Begin

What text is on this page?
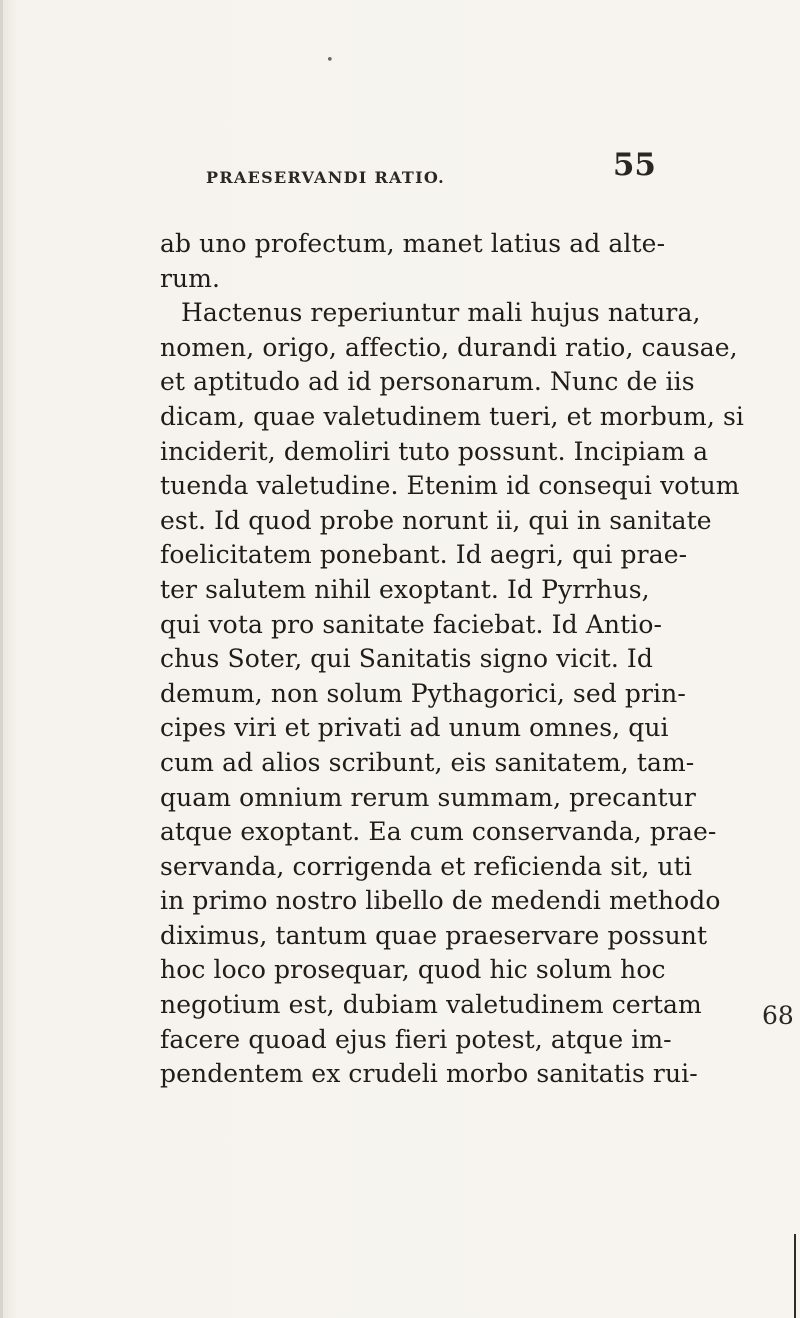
•
PRAESERVANDI RATIO.	55
ab uno profectum, manet latius ad alte-
rum.
Hactenus reperiuntur mali hujus natura,
nomen, origo, affectio, durandi ratio, causae,
et aptitudo ad id personarum. Nunc de iis
dicam, quae valetudinem tueri, et morbum, si
inciderit, demoliri tuto possunt. Incipiam a
tuenda valetudine. Etenim id consequi votum
est. Id quod probe norunt ii, qui in sanitate
foelicitatem ponebant. Id aegri, qui prae-
ter salutem nihil exoptant. Id Pyrrhus,
qui vota pro sanitate faciebat. Id Antio-
chus Soter, qui Sanitatis signo vicit. Id
demum, non solum Pythagorici, sed prin-
cipes viri et privati ad unum omnes, qui
cum ad alios scribunt, eis sanitatem, tam-
quam omnium rerum summam, precantur
atque exoptant. Ea cum conservanda, prae-
servanda, corrigenda et reficienda sit, uti
in primo nostro libello de medendi methodo
diximus, tantum quae praeservare possunt
hoc loco prosequar, quod hic solum hoc
negotium est, dubiam valetudinem certam
facere quoad ejus fieri potest, atque im-
pendentem ex crudeli morbo sanitatis rui-
68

End

- Stated task -
Write out the whole listing again, exactly, with no pictures.

- Solution to the exercise -
What text is on this page?
•
PRAESERVANDI RATIO.	55
ab uno profectum, manet latius ad alte-
rum.
Hactenus reperiuntur mali hujus natura,
nomen, origo, affectio, durandi ratio, causae,
et aptitudo ad id personarum. Nunc de iis
dicam, quae valetudinem tueri, et morbum, si
inciderit, demoliri tuto possunt. Incipiam a
tuenda valetudine. Etenim id consequi votum
est. Id quod probe norunt ii, qui in sanitate
foelicitatem ponebant. Id aegri, qui prae-
ter salutem nihil exoptant. Id Pyrrhus,
qui vota pro sanitate faciebat. Id Antio-
chus Soter, qui Sanitatis signo vicit. Id
demum, non solum Pythagorici, sed prin-
cipes viri et privati ad unum omnes, qui
cum ad alios scribunt, eis sanitatem, tam-
quam omnium rerum summam, precantur
atque exoptant. Ea cum conservanda, prae-
servanda, corrigenda et reficienda sit, uti
in primo nostro libello de medendi methodo
diximus, tantum quae praeservare possunt
hoc loco prosequar, quod hic solum hoc
negotium est, dubiam valetudinem certam
facere quoad ejus fieri potest, atque im-
pendentem ex crudeli morbo sanitatis rui-
68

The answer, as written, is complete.